» Data rows
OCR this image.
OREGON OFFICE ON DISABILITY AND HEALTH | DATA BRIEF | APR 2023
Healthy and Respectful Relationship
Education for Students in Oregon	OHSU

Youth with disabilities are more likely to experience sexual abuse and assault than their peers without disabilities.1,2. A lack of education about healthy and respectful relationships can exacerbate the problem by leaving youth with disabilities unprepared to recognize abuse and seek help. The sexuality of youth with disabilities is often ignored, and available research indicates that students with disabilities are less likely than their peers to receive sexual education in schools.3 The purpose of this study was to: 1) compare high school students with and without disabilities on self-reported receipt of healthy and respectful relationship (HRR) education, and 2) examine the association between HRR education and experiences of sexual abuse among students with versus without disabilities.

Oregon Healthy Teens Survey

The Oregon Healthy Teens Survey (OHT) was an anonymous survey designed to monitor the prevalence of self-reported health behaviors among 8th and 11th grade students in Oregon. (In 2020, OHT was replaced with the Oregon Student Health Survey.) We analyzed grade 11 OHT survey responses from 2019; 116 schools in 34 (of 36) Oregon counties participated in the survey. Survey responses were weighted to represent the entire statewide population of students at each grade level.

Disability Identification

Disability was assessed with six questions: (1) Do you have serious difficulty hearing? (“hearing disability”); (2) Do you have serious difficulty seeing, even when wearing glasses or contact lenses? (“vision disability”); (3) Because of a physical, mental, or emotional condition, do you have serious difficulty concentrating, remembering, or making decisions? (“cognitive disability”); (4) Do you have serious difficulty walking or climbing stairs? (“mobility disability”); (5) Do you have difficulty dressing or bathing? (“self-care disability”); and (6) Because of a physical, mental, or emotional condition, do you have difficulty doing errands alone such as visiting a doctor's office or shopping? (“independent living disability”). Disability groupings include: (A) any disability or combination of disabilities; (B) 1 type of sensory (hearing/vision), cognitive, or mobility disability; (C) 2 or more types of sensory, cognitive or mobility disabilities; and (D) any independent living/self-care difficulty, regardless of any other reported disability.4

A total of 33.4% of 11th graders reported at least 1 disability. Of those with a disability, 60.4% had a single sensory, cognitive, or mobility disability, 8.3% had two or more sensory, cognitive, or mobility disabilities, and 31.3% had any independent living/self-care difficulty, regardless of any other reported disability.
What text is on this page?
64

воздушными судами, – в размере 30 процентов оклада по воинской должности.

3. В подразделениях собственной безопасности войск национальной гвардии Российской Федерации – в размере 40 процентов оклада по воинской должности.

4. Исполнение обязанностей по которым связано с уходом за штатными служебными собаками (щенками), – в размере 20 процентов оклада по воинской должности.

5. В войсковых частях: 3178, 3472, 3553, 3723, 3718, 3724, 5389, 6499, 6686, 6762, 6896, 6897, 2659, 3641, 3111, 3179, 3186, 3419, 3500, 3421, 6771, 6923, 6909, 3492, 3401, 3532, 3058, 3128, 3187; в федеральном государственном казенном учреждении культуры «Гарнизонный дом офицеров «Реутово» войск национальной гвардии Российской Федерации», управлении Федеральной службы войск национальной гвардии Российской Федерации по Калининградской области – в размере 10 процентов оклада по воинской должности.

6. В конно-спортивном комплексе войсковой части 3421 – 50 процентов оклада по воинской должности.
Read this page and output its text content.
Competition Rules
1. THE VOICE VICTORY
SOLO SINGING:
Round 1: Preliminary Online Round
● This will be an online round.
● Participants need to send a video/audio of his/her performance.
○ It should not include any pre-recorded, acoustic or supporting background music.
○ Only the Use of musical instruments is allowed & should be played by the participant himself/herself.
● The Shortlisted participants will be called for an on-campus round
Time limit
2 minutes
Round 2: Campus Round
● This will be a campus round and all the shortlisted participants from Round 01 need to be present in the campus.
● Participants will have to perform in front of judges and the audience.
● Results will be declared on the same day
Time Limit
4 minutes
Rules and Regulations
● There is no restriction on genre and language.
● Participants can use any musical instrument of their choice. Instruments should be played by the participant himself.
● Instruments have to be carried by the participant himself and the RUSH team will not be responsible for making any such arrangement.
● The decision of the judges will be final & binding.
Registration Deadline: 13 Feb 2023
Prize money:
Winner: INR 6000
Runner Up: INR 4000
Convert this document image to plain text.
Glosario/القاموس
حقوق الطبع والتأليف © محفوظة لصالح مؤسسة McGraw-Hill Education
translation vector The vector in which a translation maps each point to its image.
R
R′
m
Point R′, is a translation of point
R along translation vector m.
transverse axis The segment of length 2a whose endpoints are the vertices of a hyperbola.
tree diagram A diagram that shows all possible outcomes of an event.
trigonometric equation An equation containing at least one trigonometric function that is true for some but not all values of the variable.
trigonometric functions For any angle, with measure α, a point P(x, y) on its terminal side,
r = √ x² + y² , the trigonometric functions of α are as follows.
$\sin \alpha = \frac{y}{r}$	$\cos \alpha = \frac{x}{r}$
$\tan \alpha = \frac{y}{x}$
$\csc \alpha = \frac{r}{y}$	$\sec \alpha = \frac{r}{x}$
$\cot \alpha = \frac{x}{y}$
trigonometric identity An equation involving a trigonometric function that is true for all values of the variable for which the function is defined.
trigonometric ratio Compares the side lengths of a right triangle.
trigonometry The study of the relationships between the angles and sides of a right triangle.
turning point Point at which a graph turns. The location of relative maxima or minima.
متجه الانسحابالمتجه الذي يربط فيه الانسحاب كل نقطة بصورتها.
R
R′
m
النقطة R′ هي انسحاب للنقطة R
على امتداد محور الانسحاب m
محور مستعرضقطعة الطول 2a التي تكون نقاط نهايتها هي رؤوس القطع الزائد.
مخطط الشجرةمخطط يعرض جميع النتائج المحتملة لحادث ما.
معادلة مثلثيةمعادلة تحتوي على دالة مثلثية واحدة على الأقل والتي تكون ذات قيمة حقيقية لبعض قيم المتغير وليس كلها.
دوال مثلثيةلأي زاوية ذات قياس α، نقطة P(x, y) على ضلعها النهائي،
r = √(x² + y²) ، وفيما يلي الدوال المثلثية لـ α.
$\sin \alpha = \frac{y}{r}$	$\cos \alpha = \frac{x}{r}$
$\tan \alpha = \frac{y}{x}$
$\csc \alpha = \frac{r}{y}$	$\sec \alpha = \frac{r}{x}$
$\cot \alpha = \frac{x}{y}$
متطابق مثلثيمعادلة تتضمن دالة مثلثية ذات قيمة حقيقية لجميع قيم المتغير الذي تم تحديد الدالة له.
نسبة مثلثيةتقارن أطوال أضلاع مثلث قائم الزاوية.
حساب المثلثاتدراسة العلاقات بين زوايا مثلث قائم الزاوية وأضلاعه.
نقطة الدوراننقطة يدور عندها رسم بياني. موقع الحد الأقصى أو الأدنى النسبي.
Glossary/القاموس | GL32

» Task goal
Return all of the data word for word.

» Right answer
OCR this image.
OREGON OFFICE ON DISABILITY AND HEALTH | DATA BRIEF | APR 2023
Healthy and Respectful Relationship
Education for Students in Oregon	OHSU

Youth with disabilities are more likely to experience sexual abuse and assault than their peers without disabilities.1,2. A lack of education about healthy and respectful relationships can exacerbate the problem by leaving youth with disabilities unprepared to recognize abuse and seek help. The sexuality of youth with disabilities is often ignored, and available research indicates that students with disabilities are less likely than their peers to receive sexual education in schools.3 The purpose of this study was to: 1) compare high school students with and without disabilities on self-reported receipt of healthy and respectful relationship (HRR) education, and 2) examine the association between HRR education and experiences of sexual abuse among students with versus without disabilities.

Oregon Healthy Teens Survey

The Oregon Healthy Teens Survey (OHT) was an anonymous survey designed to monitor the prevalence of self-reported health behaviors among 8th and 11th grade students in Oregon. (In 2020, OHT was replaced with the Oregon Student Health Survey.) We analyzed grade 11 OHT survey responses from 2019; 116 schools in 34 (of 36) Oregon counties participated in the survey. Survey responses were weighted to represent the entire statewide population of students at each grade level.

Disability Identification

Disability was assessed with six questions: (1) Do you have serious difficulty hearing? (“hearing disability”); (2) Do you have serious difficulty seeing, even when wearing glasses or contact lenses? (“vision disability”); (3) Because of a physical, mental, or emotional condition, do you have serious difficulty concentrating, remembering, or making decisions? (“cognitive disability”); (4) Do you have serious difficulty walking or climbing stairs? (“mobility disability”); (5) Do you have difficulty dressing or bathing? (“self-care disability”); and (6) Because of a physical, mental, or emotional condition, do you have difficulty doing errands alone such as visiting a doctor's office or shopping? (“independent living disability”). Disability groupings include: (A) any disability or combination of disabilities; (B) 1 type of sensory (hearing/vision), cognitive, or mobility disability; (C) 2 or more types of sensory, cognitive or mobility disabilities; and (D) any independent living/self-care difficulty, regardless of any other reported disability.4

A total of 33.4% of 11th graders reported at least 1 disability. Of those with a disability, 60.4% had a single sensory, cognitive, or mobility disability, 8.3% had two or more sensory, cognitive, or mobility disabilities, and 31.3% had any independent living/self-care difficulty, regardless of any other reported disability.
What text is on this page?
64

воздушными судами, – в размере 30 процентов оклада по воинской должности.

3. В подразделениях собственной безопасности войск национальной гвардии Российской Федерации – в размере 40 процентов оклада по воинской должности.

4. Исполнение обязанностей по которым связано с уходом за штатными служебными собаками (щенками), – в размере 20 процентов оклада по воинской должности.

5. В войсковых частях: 3178, 3472, 3553, 3723, 3718, 3724, 5389, 6499, 6686, 6762, 6896, 6897, 2659, 3641, 3111, 3179, 3186, 3419, 3500, 3421, 6771, 6923, 6909, 3492, 3401, 3532, 3058, 3128, 3187; в федеральном государственном казенном учреждении культуры «Гарнизонный дом офицеров «Реутово» войск национальной гвардии Российской Федерации», управлении Федеральной службы войск национальной гвардии Российской Федерации по Калининградской области – в размере 10 процентов оклада по воинской должности.

6. В конно-спортивном комплексе войсковой части 3421 – 50 процентов оклада по воинской должности.
Read this page and output its text content.
Competition Rules
1. THE VOICE VICTORY
SOLO SINGING:
Round 1: Preliminary Online Round
● This will be an online round.
● Participants need to send a video/audio of his/her performance.
○ It should not include any pre-recorded, acoustic or supporting background music.
○ Only the Use of musical instruments is allowed & should be played by the participant himself/herself.
● The Shortlisted participants will be called for an on-campus round
Time limit
2 minutes
Round 2: Campus Round
● This will be a campus round and all the shortlisted participants from Round 01 need to be present in the campus.
● Participants will have to perform in front of judges and the audience.
● Results will be declared on the same day
Time Limit
4 minutes
Rules and Regulations
● There is no restriction on genre and language.
● Participants can use any musical instrument of their choice. Instruments should be played by the participant himself.
● Instruments have to be carried by the participant himself and the RUSH team will not be responsible for making any such arrangement.
● The decision of the judges will be final & binding.
Registration Deadline: 13 Feb 2023
Prize money:
Winner: INR 6000
Runner Up: INR 4000
Convert this document image to plain text.
Glosario/القاموس
حقوق الطبع والتأليف © محفوظة لصالح مؤسسة McGraw-Hill Education
translation vector The vector in which a translation maps each point to its image.
R
R′
m
Point R′, is a translation of point
R along translation vector m.
transverse axis The segment of length 2a whose endpoints are the vertices of a hyperbola.
tree diagram A diagram that shows all possible outcomes of an event.
trigonometric equation An equation containing at least one trigonometric function that is true for some but not all values of the variable.
trigonometric functions For any angle, with measure α, a point P(x, y) on its terminal side,
r = √ x² + y² , the trigonometric functions of α are as follows.
$\sin \alpha = \frac{y}{r}$	$\cos \alpha = \frac{x}{r}$
$\tan \alpha = \frac{y}{x}$
$\csc \alpha = \frac{r}{y}$	$\sec \alpha = \frac{r}{x}$
$\cot \alpha = \frac{x}{y}$
trigonometric identity An equation involving a trigonometric function that is true for all values of the variable for which the function is defined.
trigonometric ratio Compares the side lengths of a right triangle.
trigonometry The study of the relationships between the angles and sides of a right triangle.
turning point Point at which a graph turns. The location of relative maxima or minima.
متجه الانسحابالمتجه الذي يربط فيه الانسحاب كل نقطة بصورتها.
R
R′
m
النقطة R′ هي انسحاب للنقطة R
على امتداد محور الانسحاب m
محور مستعرضقطعة الطول 2a التي تكون نقاط نهايتها هي رؤوس القطع الزائد.
مخطط الشجرةمخطط يعرض جميع النتائج المحتملة لحادث ما.
معادلة مثلثيةمعادلة تحتوي على دالة مثلثية واحدة على الأقل والتي تكون ذات قيمة حقيقية لبعض قيم المتغير وليس كلها.
دوال مثلثيةلأي زاوية ذات قياس α، نقطة P(x, y) على ضلعها النهائي،
r = √(x² + y²) ، وفيما يلي الدوال المثلثية لـ α.
$\sin \alpha = \frac{y}{r}$	$\cos \alpha = \frac{x}{r}$
$\tan \alpha = \frac{y}{x}$
$\csc \alpha = \frac{r}{y}$	$\sec \alpha = \frac{r}{x}$
$\cot \alpha = \frac{x}{y}$
متطابق مثلثيمعادلة تتضمن دالة مثلثية ذات قيمة حقيقية لجميع قيم المتغير الذي تم تحديد الدالة له.
نسبة مثلثيةتقارن أطوال أضلاع مثلث قائم الزاوية.
حساب المثلثاتدراسة العلاقات بين زوايا مثلث قائم الزاوية وأضلاعه.
نقطة الدوراننقطة يدور عندها رسم بياني. موقع الحد الأقصى أو الأدنى النسبي.
Glossary/القاموس | GL32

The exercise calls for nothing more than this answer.